··· INPUT MATERIAL ···

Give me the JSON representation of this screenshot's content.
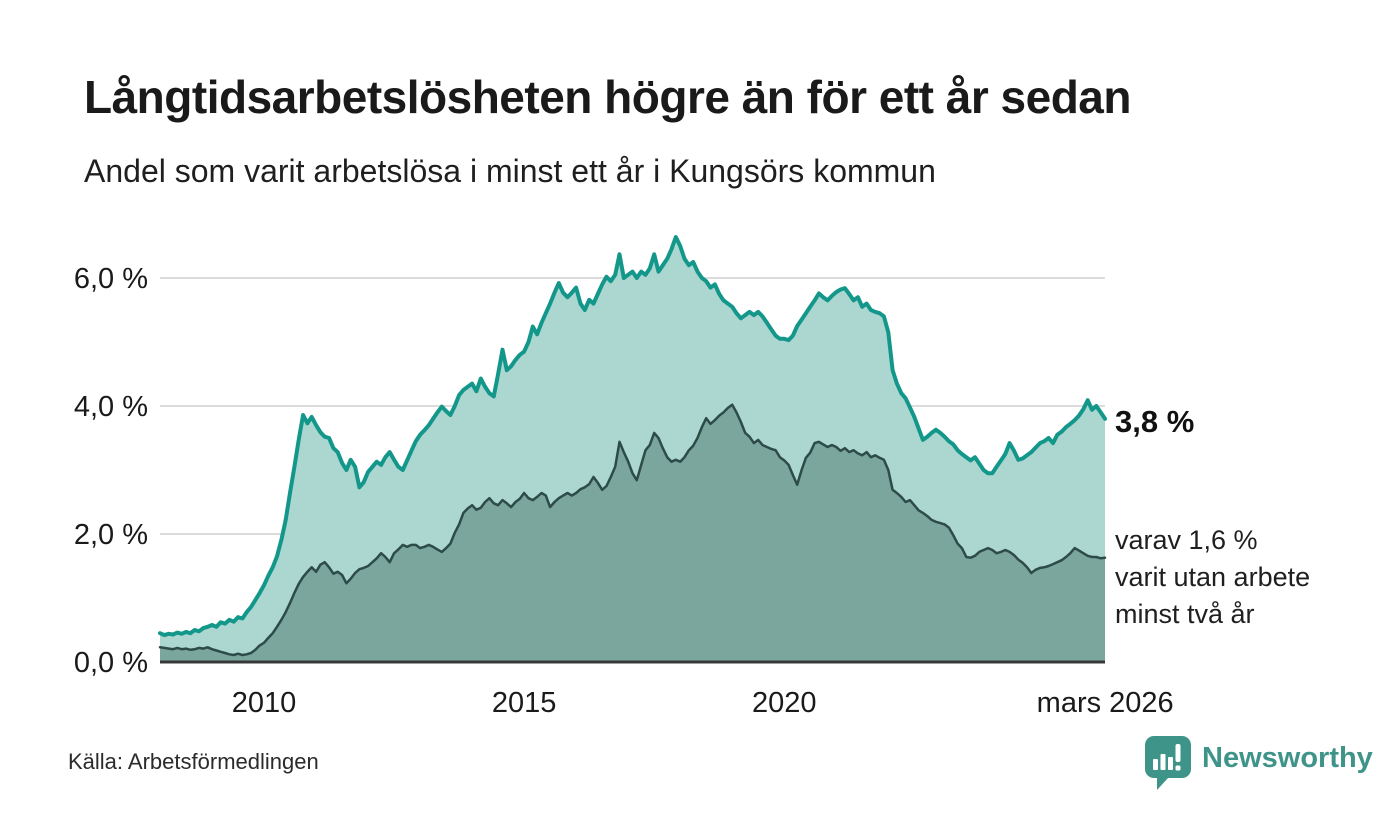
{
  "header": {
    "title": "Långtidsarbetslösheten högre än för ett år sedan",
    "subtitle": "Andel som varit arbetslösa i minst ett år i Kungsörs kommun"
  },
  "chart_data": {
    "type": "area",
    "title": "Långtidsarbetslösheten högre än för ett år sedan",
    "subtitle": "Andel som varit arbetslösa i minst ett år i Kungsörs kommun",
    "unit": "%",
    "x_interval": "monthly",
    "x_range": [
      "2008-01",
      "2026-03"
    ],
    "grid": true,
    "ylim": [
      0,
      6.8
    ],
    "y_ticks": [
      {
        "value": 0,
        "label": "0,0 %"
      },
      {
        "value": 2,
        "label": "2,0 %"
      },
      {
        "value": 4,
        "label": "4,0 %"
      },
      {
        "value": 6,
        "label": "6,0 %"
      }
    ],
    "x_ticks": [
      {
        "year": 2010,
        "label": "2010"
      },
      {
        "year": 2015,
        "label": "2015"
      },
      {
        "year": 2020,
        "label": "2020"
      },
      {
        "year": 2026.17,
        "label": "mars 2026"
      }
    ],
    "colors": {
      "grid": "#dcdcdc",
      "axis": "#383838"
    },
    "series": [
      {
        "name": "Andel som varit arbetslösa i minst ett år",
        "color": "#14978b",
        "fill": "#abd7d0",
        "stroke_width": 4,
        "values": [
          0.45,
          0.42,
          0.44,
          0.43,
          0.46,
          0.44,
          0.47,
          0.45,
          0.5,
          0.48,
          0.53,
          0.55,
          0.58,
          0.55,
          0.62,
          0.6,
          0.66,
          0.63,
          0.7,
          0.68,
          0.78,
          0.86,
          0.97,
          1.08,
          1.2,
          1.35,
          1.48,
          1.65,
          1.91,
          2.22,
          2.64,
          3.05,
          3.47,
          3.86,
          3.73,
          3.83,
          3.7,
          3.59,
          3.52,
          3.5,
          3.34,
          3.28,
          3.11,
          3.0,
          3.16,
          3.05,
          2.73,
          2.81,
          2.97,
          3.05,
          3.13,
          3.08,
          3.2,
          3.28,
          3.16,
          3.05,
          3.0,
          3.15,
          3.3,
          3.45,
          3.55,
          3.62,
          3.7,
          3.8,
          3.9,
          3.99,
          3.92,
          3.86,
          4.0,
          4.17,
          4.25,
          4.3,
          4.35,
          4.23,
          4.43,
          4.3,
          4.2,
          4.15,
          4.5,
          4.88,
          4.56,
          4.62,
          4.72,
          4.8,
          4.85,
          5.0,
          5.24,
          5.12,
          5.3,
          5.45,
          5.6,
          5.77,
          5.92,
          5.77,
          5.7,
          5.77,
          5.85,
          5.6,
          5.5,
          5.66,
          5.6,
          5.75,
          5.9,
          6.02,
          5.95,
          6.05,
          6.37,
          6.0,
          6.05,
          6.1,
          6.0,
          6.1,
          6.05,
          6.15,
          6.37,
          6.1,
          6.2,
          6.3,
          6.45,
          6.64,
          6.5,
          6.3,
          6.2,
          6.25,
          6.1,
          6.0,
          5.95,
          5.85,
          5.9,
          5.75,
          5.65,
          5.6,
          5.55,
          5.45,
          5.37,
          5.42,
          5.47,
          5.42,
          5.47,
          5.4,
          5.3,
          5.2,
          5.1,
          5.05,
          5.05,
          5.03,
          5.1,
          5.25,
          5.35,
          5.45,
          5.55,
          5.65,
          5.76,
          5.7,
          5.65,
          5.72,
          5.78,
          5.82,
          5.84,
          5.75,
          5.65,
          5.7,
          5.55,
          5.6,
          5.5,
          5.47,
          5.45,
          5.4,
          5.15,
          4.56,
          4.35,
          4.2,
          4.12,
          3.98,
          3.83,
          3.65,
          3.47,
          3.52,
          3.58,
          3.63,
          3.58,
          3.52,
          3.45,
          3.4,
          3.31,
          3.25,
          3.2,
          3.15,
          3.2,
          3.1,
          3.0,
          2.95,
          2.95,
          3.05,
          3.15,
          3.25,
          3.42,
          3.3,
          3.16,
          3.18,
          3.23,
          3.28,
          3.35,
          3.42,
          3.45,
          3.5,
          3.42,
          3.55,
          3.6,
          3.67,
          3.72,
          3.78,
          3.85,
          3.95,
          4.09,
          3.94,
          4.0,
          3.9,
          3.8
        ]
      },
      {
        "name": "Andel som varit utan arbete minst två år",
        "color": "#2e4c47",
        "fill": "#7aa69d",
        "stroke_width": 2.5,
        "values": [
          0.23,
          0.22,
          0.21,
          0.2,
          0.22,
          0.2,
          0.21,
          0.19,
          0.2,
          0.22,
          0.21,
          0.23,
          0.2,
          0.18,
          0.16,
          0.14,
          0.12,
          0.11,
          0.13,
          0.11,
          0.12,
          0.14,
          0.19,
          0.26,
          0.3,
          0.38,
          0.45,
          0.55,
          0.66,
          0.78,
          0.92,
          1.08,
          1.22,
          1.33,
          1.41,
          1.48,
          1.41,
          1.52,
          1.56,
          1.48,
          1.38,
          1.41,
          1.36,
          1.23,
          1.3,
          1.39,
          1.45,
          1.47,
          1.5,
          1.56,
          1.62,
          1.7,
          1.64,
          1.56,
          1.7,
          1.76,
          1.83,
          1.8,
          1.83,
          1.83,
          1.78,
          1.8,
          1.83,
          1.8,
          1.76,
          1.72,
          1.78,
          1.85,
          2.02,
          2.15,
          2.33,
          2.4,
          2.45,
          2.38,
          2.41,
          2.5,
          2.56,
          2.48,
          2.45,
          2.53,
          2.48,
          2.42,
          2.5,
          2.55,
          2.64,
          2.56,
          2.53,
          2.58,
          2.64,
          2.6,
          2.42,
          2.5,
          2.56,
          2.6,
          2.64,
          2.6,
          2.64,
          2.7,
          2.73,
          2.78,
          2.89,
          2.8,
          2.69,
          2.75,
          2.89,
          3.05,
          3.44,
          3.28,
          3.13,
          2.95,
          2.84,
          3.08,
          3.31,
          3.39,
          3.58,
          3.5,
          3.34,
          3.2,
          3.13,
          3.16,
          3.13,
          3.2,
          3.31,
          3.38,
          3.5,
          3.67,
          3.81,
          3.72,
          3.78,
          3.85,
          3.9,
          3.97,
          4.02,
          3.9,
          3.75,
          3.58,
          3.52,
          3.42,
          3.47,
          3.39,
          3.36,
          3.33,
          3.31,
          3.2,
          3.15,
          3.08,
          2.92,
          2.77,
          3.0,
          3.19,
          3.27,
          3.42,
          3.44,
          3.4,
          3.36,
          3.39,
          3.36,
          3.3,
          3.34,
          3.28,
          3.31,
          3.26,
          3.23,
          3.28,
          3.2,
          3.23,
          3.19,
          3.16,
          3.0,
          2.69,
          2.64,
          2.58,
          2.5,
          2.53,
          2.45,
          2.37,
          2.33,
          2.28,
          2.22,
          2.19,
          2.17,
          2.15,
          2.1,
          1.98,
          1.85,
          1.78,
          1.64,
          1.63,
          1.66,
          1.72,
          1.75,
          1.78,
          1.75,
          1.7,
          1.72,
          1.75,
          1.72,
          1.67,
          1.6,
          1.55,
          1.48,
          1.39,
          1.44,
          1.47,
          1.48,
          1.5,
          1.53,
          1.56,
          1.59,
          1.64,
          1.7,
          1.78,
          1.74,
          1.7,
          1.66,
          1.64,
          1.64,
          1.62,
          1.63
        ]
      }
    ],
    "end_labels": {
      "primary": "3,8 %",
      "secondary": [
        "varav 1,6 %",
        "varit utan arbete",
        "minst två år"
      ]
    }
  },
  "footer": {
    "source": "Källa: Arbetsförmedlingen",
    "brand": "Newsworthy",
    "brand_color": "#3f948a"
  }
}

···
··· INPUT MATERIAL ···

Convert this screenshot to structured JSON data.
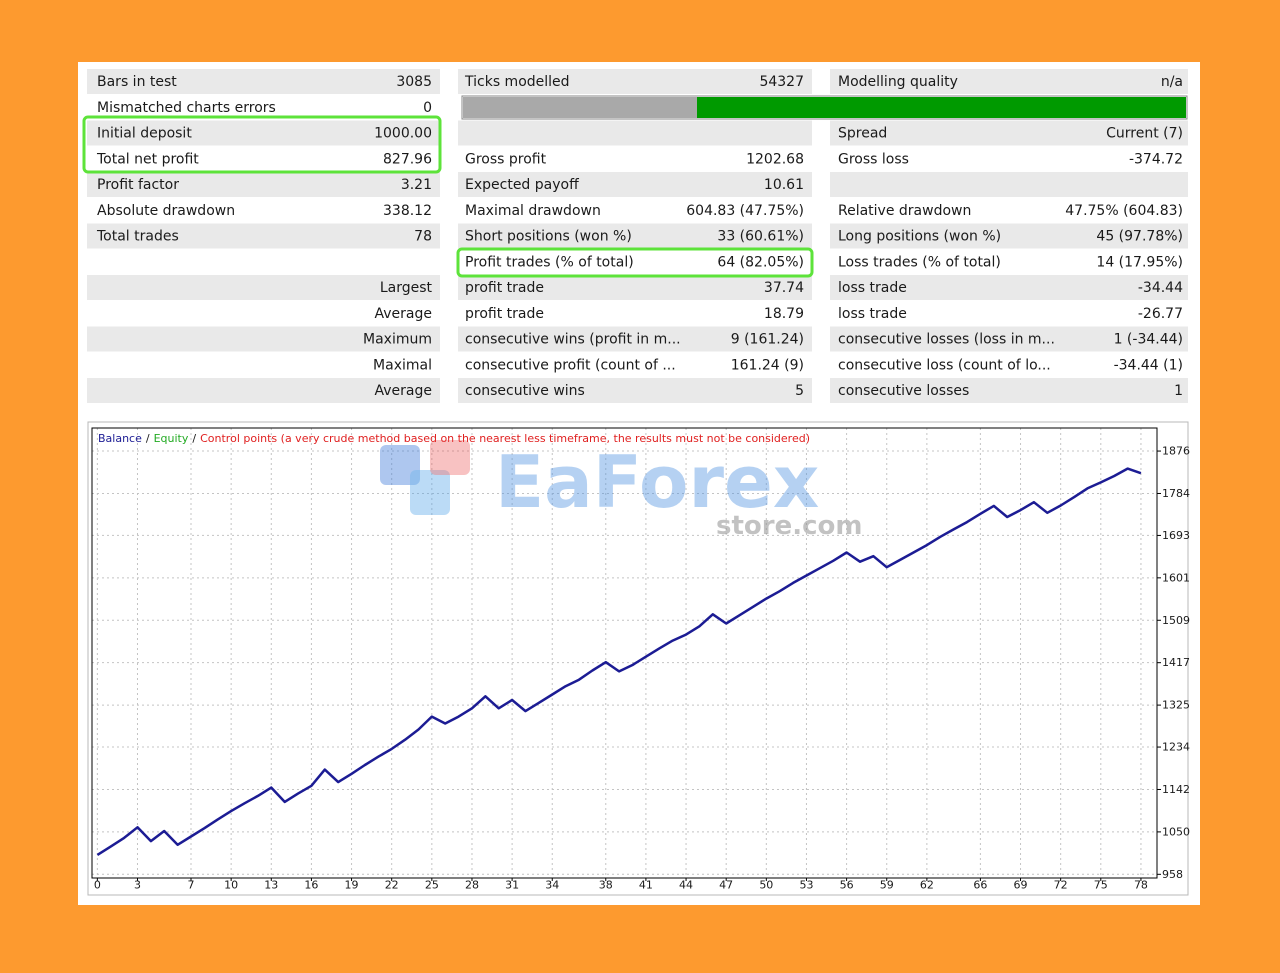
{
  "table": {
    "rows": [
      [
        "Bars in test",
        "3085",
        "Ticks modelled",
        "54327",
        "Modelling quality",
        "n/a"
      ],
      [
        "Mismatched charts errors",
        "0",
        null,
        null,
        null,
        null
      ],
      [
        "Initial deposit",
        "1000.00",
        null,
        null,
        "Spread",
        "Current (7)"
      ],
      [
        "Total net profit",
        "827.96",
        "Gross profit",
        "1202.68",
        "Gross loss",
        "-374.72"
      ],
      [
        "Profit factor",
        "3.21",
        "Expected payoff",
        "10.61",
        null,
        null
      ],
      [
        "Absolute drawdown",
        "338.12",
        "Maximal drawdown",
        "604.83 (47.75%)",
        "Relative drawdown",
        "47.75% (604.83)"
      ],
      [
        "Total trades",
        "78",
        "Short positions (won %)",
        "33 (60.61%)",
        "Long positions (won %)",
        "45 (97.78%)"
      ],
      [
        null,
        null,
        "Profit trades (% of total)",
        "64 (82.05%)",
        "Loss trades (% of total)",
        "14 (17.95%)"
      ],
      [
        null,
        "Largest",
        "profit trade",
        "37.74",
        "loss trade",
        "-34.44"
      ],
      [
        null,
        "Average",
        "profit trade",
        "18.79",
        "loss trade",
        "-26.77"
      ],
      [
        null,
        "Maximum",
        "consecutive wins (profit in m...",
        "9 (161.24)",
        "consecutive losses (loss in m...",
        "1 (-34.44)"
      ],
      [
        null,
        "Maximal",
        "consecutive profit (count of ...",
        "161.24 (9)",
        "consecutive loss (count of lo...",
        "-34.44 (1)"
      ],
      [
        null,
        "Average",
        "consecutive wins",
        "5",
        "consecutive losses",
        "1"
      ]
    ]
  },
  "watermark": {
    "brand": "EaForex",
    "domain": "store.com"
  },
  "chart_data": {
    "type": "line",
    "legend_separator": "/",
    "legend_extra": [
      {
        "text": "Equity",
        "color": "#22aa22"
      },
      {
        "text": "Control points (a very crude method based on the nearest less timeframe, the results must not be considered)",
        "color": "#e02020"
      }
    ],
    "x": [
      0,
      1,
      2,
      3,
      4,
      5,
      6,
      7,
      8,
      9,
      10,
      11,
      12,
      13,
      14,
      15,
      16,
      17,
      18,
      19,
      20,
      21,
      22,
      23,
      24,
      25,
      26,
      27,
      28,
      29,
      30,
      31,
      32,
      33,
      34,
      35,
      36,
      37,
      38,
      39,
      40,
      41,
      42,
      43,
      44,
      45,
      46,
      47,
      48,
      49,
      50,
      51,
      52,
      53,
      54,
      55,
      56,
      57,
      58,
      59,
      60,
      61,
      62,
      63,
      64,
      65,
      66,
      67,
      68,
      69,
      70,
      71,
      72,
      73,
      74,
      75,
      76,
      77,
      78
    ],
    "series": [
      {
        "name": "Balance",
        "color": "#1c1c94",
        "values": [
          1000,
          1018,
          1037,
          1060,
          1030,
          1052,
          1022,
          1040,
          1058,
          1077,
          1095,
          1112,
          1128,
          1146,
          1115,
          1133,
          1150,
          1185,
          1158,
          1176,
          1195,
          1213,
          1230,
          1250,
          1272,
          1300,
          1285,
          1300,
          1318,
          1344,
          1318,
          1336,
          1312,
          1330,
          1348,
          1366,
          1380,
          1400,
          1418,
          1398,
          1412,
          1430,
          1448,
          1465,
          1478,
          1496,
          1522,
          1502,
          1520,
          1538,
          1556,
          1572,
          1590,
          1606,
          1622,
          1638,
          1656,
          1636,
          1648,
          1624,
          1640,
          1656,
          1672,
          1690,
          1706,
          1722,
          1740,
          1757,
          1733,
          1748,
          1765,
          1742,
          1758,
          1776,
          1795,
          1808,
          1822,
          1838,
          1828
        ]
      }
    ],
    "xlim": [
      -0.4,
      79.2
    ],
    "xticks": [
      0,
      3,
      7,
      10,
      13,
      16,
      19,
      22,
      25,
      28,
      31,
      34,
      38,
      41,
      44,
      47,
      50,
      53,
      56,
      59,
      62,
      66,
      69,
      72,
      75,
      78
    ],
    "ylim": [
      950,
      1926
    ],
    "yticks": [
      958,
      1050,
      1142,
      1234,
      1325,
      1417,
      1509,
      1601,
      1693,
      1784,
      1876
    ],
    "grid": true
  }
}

···
··· INPUT MATERIAL ···

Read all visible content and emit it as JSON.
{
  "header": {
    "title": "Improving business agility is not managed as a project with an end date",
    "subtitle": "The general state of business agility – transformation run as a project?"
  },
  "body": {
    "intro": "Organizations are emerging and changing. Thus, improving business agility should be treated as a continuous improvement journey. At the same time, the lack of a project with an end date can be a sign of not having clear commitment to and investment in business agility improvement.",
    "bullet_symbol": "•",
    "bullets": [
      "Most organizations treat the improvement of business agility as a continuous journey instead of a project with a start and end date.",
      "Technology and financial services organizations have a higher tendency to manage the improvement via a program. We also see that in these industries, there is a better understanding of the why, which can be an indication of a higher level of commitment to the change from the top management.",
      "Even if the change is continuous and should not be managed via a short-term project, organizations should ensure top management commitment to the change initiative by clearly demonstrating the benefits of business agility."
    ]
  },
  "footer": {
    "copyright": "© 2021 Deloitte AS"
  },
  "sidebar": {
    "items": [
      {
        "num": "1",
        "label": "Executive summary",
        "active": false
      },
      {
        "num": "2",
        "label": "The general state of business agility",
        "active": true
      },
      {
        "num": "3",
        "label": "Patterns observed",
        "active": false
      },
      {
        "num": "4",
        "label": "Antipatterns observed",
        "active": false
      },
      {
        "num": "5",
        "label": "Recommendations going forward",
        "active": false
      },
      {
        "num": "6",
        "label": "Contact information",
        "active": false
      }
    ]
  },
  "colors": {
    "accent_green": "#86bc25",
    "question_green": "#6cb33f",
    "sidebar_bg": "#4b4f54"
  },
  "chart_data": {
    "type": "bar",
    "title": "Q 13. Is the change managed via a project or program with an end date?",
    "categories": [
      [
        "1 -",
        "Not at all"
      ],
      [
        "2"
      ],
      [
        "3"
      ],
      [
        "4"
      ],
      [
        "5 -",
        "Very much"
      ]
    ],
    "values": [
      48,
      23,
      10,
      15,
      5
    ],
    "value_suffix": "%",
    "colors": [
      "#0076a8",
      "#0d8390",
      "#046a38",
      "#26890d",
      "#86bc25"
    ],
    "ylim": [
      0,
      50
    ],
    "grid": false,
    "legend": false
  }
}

···

_WORK REQUIRED_
Tally the lines in the listing that hold "kommun" and report the number alone.

_WRITTEN REPLY_
2